EXERCISE DIRECTIONS:
State the number of lines that hold the string "регулированию", with nothing added.

SUPPLIED INFORMATION:
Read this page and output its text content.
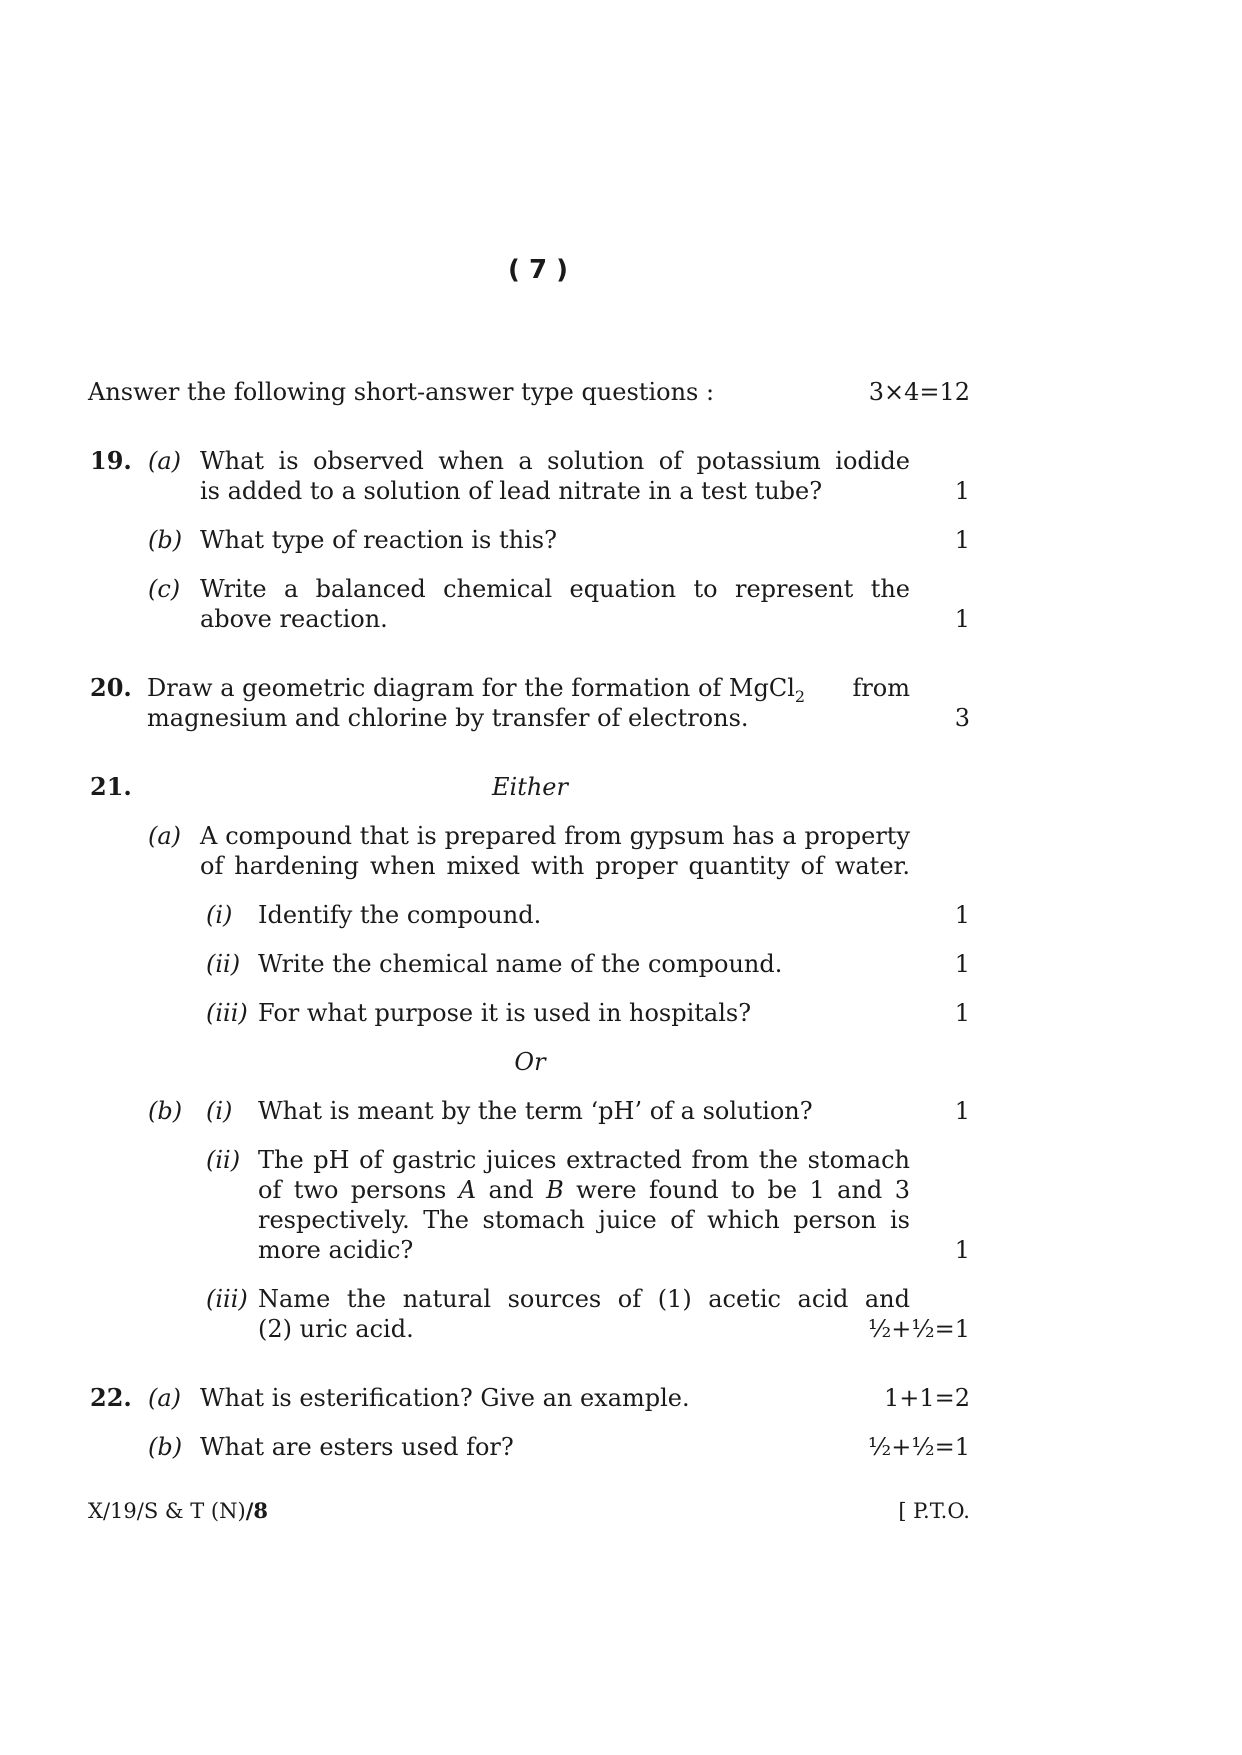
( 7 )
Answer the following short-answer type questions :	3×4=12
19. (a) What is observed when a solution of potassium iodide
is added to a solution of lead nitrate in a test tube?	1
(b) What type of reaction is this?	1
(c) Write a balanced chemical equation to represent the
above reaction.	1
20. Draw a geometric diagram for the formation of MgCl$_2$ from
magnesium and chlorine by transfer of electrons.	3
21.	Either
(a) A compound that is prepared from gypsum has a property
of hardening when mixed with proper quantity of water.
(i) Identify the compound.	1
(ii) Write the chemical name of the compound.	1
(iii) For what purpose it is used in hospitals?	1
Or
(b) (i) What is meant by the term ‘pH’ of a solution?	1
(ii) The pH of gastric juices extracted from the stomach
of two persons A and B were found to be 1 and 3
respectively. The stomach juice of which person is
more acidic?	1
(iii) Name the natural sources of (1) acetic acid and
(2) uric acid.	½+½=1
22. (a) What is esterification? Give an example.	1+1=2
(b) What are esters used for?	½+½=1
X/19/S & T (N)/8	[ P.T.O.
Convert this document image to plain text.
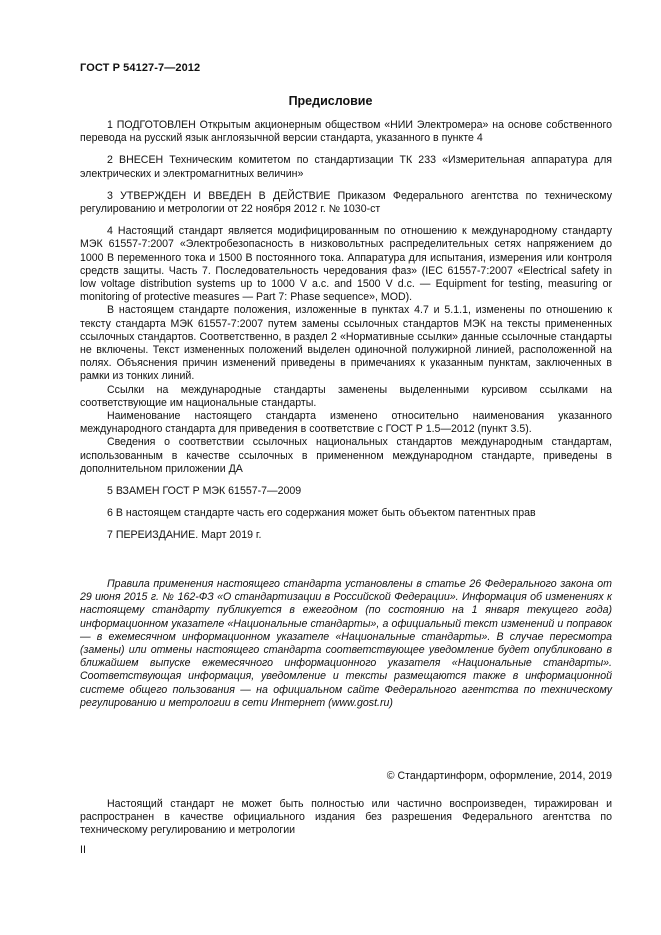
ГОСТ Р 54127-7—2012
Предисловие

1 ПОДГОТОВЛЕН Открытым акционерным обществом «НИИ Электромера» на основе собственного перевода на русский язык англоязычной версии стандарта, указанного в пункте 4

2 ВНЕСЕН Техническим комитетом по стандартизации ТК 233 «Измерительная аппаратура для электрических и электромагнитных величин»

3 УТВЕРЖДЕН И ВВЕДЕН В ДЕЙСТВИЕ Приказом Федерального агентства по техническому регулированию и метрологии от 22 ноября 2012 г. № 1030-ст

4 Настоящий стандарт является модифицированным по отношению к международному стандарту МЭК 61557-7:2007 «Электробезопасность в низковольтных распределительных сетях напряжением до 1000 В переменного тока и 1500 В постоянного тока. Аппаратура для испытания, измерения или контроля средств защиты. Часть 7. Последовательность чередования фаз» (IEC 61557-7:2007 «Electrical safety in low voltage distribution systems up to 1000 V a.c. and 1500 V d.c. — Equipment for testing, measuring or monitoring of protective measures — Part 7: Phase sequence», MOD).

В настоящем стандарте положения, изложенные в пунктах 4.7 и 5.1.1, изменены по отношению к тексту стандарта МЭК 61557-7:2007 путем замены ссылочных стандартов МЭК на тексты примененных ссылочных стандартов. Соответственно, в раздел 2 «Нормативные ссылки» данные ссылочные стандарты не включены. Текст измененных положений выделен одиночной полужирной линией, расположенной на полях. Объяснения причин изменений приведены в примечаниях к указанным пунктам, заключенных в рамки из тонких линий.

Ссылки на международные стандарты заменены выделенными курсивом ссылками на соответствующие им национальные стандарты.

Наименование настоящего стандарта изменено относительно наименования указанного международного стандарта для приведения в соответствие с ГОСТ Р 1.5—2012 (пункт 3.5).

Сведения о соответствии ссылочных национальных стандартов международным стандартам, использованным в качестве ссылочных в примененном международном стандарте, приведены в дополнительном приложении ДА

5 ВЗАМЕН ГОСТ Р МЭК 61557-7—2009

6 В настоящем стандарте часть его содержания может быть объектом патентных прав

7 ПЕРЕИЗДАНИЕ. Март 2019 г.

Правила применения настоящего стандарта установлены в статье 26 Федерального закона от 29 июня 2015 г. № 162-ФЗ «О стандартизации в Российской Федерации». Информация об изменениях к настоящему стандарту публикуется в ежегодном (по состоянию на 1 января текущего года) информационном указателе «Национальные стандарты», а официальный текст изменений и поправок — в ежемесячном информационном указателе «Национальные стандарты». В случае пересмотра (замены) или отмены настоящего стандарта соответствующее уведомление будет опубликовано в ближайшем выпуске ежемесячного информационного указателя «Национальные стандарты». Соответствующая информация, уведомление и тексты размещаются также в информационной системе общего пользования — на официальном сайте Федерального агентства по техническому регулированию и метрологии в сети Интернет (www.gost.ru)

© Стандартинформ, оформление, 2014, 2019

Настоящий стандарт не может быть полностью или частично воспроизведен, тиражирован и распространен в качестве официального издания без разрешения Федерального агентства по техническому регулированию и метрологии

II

* * *

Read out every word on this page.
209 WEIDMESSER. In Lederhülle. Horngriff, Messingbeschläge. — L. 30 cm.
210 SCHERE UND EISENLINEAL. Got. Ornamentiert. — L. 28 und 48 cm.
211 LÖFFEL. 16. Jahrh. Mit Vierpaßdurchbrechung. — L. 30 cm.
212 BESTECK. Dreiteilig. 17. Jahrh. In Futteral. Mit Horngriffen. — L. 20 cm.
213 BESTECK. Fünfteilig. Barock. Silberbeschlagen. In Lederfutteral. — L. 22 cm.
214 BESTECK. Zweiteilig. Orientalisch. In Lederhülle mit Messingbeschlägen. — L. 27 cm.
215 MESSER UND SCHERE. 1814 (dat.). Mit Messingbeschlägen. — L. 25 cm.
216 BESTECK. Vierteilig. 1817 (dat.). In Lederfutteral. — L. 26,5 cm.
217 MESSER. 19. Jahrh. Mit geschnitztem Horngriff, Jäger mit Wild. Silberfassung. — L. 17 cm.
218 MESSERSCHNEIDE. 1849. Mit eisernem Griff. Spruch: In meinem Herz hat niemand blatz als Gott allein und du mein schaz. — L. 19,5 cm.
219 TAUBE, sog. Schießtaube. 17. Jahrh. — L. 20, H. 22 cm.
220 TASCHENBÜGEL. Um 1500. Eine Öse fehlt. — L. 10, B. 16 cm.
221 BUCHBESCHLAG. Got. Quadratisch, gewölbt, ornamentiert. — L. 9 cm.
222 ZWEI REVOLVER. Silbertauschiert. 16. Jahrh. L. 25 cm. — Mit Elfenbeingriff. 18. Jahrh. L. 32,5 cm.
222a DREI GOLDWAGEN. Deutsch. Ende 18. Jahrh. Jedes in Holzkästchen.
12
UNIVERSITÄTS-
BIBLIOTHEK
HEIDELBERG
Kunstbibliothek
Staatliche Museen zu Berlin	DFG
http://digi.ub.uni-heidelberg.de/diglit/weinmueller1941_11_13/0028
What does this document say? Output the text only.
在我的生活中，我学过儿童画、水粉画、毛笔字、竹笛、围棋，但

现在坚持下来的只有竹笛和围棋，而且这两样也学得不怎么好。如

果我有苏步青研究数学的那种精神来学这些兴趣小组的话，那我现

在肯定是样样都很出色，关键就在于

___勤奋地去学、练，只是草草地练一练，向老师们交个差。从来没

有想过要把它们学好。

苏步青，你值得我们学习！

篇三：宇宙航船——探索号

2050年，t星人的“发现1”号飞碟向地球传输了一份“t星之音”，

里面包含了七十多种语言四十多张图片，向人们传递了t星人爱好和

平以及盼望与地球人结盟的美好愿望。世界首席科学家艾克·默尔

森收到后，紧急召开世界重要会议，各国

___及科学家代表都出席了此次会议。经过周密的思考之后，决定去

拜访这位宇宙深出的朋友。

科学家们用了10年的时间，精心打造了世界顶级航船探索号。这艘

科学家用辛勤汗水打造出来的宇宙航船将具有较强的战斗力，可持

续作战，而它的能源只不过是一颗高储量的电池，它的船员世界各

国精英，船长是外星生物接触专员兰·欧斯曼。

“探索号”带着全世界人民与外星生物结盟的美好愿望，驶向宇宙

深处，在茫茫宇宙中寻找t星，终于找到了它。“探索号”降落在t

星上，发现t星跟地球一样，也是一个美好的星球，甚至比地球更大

REPLY:
3